**** Task data ****
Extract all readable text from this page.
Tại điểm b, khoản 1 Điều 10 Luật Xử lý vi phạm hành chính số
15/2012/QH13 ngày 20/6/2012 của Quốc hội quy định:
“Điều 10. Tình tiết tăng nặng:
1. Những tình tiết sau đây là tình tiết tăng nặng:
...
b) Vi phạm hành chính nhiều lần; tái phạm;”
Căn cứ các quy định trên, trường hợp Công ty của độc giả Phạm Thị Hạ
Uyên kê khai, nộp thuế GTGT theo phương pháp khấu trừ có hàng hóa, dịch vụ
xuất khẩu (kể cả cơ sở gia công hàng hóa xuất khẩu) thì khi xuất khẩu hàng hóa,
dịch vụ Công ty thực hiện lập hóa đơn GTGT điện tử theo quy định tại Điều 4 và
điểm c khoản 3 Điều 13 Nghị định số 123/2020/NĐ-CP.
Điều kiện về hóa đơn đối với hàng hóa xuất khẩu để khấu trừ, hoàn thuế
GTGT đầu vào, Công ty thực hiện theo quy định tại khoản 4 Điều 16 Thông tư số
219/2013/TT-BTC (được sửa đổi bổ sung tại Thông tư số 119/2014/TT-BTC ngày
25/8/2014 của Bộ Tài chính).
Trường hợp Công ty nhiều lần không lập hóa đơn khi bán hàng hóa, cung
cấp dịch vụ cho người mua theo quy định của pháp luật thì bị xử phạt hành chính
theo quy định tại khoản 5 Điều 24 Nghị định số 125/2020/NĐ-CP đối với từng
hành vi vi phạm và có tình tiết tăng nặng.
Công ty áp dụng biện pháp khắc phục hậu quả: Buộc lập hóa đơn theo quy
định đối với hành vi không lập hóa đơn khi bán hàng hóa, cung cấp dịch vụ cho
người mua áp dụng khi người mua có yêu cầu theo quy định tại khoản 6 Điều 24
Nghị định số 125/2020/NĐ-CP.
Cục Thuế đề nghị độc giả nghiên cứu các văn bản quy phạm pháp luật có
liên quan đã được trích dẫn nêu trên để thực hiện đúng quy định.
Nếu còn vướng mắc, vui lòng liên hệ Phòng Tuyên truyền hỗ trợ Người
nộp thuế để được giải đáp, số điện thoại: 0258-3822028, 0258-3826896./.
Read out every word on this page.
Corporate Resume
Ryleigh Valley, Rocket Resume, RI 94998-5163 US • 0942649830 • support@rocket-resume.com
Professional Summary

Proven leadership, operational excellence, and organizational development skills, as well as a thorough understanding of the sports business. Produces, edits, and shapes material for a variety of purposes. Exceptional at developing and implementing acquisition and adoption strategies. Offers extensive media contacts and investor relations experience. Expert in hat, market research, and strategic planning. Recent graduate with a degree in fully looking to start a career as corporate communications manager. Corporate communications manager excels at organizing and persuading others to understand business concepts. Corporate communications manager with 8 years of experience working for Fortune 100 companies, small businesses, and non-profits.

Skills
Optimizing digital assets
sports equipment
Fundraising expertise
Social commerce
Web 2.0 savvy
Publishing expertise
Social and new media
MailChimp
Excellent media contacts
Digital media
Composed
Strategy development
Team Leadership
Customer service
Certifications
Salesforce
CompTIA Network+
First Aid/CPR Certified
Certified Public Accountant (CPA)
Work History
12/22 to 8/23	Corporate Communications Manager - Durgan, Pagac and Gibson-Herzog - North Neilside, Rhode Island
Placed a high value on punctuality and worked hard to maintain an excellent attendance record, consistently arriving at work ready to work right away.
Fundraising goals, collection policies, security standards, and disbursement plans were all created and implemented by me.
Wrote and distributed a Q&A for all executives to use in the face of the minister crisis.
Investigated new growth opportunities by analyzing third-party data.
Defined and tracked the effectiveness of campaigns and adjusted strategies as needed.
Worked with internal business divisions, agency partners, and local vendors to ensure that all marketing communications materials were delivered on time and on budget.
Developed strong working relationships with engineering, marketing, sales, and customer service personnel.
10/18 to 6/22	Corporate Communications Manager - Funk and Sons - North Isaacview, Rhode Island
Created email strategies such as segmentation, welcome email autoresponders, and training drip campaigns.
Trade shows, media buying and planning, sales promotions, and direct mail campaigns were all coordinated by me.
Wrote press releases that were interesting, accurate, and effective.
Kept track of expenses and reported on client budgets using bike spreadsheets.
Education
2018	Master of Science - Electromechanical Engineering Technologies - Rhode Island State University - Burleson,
****
- **Directions for this task**:
Everything in the listing above should be restated exactly.

- **Solution for this task**:
Extract all readable text from this page.
Tại điểm b, khoản 1 Điều 10 Luật Xử lý vi phạm hành chính số
15/2012/QH13 ngày 20/6/2012 của Quốc hội quy định:
“Điều 10. Tình tiết tăng nặng:
1. Những tình tiết sau đây là tình tiết tăng nặng:
...
b) Vi phạm hành chính nhiều lần; tái phạm;”
Căn cứ các quy định trên, trường hợp Công ty của độc giả Phạm Thị Hạ
Uyên kê khai, nộp thuế GTGT theo phương pháp khấu trừ có hàng hóa, dịch vụ
xuất khẩu (kể cả cơ sở gia công hàng hóa xuất khẩu) thì khi xuất khẩu hàng hóa,
dịch vụ Công ty thực hiện lập hóa đơn GTGT điện tử theo quy định tại Điều 4 và
điểm c khoản 3 Điều 13 Nghị định số 123/2020/NĐ-CP.
Điều kiện về hóa đơn đối với hàng hóa xuất khẩu để khấu trừ, hoàn thuế
GTGT đầu vào, Công ty thực hiện theo quy định tại khoản 4 Điều 16 Thông tư số
219/2013/TT-BTC (được sửa đổi bổ sung tại Thông tư số 119/2014/TT-BTC ngày
25/8/2014 của Bộ Tài chính).
Trường hợp Công ty nhiều lần không lập hóa đơn khi bán hàng hóa, cung
cấp dịch vụ cho người mua theo quy định của pháp luật thì bị xử phạt hành chính
theo quy định tại khoản 5 Điều 24 Nghị định số 125/2020/NĐ-CP đối với từng
hành vi vi phạm và có tình tiết tăng nặng.
Công ty áp dụng biện pháp khắc phục hậu quả: Buộc lập hóa đơn theo quy
định đối với hành vi không lập hóa đơn khi bán hàng hóa, cung cấp dịch vụ cho
người mua áp dụng khi người mua có yêu cầu theo quy định tại khoản 6 Điều 24
Nghị định số 125/2020/NĐ-CP.
Cục Thuế đề nghị độc giả nghiên cứu các văn bản quy phạm pháp luật có
liên quan đã được trích dẫn nêu trên để thực hiện đúng quy định.
Nếu còn vướng mắc, vui lòng liên hệ Phòng Tuyên truyền hỗ trợ Người
nộp thuế để được giải đáp, số điện thoại: 0258-3822028, 0258-3826896./.
Read out every word on this page.
Corporate Resume
Ryleigh Valley, Rocket Resume, RI 94998-5163 US • 0942649830 • support@rocket-resume.com
Professional Summary

Proven leadership, operational excellence, and organizational development skills, as well as a thorough understanding of the sports business. Produces, edits, and shapes material for a variety of purposes. Exceptional at developing and implementing acquisition and adoption strategies. Offers extensive media contacts and investor relations experience. Expert in hat, market research, and strategic planning. Recent graduate with a degree in fully looking to start a career as corporate communications manager. Corporate communications manager excels at organizing and persuading others to understand business concepts. Corporate communications manager with 8 years of experience working for Fortune 100 companies, small businesses, and non-profits.

Skills
Optimizing digital assets
sports equipment
Fundraising expertise
Social commerce
Web 2.0 savvy
Publishing expertise
Social and new media
MailChimp
Excellent media contacts
Digital media
Composed
Strategy development
Team Leadership
Customer service
Certifications
Salesforce
CompTIA Network+
First Aid/CPR Certified
Certified Public Accountant (CPA)
Work History
12/22 to 8/23	Corporate Communications Manager - Durgan, Pagac and Gibson-Herzog - North Neilside, Rhode Island
Placed a high value on punctuality and worked hard to maintain an excellent attendance record, consistently arriving at work ready to work right away.
Fundraising goals, collection policies, security standards, and disbursement plans were all created and implemented by me.
Wrote and distributed a Q&A for all executives to use in the face of the minister crisis.
Investigated new growth opportunities by analyzing third-party data.
Defined and tracked the effectiveness of campaigns and adjusted strategies as needed.
Worked with internal business divisions, agency partners, and local vendors to ensure that all marketing communications materials were delivered on time and on budget.
Developed strong working relationships with engineering, marketing, sales, and customer service personnel.
10/18 to 6/22	Corporate Communications Manager - Funk and Sons - North Isaacview, Rhode Island
Created email strategies such as segmentation, welcome email autoresponders, and training drip campaigns.
Trade shows, media buying and planning, sales promotions, and direct mail campaigns were all coordinated by me.
Wrote press releases that were interesting, accurate, and effective.
Kept track of expenses and reported on client budgets using bike spreadsheets.
Education
2018	Master of Science - Electromechanical Engineering Technologies - Rhode Island State University - Burleson,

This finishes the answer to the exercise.